● **THE PROBLEM**
Find every line in the records below that contains the word "this", and copy each such line.
___ RECORDS
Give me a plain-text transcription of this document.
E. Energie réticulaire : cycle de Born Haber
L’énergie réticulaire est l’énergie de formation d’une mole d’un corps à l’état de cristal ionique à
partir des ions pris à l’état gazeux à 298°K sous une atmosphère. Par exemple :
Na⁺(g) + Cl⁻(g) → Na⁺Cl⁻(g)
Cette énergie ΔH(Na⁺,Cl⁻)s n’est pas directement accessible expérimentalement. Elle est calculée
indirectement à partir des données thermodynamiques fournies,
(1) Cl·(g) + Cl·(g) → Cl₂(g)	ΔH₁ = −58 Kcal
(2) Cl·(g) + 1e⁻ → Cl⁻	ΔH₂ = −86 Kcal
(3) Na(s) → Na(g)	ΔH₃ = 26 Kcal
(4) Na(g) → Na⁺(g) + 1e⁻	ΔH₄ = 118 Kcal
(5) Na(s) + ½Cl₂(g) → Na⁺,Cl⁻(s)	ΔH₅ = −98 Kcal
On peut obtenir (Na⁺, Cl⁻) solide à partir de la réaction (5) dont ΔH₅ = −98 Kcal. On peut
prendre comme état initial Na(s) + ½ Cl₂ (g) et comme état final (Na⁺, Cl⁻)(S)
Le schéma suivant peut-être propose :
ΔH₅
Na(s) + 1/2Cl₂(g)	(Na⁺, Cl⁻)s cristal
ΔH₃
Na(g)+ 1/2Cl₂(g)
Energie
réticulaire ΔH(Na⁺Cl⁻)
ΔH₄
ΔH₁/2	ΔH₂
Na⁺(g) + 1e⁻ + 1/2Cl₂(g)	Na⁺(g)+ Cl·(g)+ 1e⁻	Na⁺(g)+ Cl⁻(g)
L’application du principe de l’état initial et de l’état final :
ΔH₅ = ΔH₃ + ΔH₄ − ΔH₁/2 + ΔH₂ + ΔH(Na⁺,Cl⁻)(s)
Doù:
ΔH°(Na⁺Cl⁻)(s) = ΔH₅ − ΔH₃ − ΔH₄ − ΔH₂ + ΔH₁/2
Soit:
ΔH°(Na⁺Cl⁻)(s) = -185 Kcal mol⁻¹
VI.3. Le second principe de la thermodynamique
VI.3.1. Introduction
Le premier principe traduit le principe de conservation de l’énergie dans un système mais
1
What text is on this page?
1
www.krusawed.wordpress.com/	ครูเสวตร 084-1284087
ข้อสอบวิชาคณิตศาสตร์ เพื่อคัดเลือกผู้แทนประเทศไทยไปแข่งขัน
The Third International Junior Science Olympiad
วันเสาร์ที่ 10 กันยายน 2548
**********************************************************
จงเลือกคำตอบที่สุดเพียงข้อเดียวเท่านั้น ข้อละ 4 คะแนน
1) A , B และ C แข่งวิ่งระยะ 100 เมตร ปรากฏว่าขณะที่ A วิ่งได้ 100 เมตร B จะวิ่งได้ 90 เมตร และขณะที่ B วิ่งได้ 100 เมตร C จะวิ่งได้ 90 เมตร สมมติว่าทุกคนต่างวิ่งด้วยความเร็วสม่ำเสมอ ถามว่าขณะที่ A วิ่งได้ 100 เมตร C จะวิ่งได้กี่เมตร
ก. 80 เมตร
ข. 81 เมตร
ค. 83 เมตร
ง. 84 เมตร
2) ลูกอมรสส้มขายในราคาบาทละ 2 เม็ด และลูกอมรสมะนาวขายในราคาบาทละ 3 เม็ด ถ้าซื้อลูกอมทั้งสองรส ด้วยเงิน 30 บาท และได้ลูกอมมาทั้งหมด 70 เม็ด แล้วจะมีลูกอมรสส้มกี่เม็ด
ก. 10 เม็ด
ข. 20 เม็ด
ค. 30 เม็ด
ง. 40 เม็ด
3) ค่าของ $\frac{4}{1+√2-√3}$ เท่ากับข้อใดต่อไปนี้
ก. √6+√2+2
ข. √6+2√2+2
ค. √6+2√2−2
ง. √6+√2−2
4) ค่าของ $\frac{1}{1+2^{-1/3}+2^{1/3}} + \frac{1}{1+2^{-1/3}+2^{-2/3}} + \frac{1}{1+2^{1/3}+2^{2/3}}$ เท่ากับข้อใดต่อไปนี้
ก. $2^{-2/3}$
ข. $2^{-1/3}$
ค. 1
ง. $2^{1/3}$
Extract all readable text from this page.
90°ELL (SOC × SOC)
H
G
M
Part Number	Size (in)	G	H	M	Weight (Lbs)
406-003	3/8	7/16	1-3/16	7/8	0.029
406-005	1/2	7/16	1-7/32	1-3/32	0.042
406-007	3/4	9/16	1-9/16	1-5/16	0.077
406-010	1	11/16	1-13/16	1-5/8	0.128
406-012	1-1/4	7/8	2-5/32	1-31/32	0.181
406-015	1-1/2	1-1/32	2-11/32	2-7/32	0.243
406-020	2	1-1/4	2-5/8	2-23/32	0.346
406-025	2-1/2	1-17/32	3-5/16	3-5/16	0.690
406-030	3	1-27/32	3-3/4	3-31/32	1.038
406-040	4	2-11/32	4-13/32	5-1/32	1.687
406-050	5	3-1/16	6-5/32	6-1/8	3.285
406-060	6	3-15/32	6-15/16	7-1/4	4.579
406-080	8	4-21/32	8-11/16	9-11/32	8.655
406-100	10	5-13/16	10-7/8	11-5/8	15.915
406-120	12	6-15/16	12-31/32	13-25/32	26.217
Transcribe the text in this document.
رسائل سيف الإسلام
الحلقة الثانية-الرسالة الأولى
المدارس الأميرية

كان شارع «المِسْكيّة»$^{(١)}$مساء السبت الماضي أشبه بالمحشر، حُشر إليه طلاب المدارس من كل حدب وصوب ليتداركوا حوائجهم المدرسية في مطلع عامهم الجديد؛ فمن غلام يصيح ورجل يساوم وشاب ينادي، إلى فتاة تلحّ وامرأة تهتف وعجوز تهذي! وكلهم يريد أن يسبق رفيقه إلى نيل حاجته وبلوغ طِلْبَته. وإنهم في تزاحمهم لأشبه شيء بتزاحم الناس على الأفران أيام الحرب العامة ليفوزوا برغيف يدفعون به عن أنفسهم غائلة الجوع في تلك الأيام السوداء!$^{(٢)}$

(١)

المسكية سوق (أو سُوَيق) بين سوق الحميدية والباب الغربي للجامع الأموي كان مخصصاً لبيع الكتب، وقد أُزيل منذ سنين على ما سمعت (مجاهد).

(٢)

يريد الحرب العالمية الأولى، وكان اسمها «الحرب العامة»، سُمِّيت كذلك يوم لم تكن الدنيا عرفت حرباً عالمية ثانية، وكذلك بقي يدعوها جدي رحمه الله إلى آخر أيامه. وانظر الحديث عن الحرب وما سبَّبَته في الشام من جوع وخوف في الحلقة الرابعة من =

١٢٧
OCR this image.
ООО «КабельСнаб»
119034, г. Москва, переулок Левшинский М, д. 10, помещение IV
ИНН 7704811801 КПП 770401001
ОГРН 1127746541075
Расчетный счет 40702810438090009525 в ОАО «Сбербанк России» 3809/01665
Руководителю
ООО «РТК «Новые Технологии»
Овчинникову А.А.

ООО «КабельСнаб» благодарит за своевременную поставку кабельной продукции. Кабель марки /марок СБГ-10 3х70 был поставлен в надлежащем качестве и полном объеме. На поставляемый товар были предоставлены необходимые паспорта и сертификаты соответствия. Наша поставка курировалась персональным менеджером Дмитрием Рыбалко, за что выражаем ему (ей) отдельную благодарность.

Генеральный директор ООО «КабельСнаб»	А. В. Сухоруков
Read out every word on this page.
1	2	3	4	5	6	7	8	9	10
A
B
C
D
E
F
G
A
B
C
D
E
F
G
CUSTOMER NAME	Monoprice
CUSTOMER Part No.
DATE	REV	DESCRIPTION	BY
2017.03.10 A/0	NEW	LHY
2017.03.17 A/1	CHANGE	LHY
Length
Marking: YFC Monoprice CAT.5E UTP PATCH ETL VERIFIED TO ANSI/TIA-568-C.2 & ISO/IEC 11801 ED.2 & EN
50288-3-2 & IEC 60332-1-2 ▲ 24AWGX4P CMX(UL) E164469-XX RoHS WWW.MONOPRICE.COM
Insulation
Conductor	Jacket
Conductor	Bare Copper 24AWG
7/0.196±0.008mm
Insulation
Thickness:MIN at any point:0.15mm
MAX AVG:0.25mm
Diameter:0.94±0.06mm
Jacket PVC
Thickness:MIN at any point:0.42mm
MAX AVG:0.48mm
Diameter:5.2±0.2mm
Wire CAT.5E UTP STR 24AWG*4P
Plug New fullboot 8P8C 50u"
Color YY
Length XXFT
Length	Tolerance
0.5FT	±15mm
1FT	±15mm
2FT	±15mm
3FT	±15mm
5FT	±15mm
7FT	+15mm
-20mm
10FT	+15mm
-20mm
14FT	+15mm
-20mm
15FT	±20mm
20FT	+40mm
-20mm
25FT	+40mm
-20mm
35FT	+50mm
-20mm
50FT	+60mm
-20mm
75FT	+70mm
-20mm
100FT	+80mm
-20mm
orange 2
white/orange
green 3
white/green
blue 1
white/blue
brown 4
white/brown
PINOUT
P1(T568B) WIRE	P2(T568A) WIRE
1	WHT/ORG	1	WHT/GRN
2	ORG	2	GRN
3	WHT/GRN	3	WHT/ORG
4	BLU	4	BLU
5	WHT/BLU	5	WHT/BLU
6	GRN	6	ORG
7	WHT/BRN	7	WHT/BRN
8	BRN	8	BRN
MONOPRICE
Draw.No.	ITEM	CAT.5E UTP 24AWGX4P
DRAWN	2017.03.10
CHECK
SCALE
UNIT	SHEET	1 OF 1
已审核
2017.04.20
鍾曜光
______
● **CORRECT OUTPUT**
Give me a plain-text transcription of this document.
What text is on this page?
Extract all readable text from this page.
Transcribe the text in this document.
OCR this image.
Read out every word on this page.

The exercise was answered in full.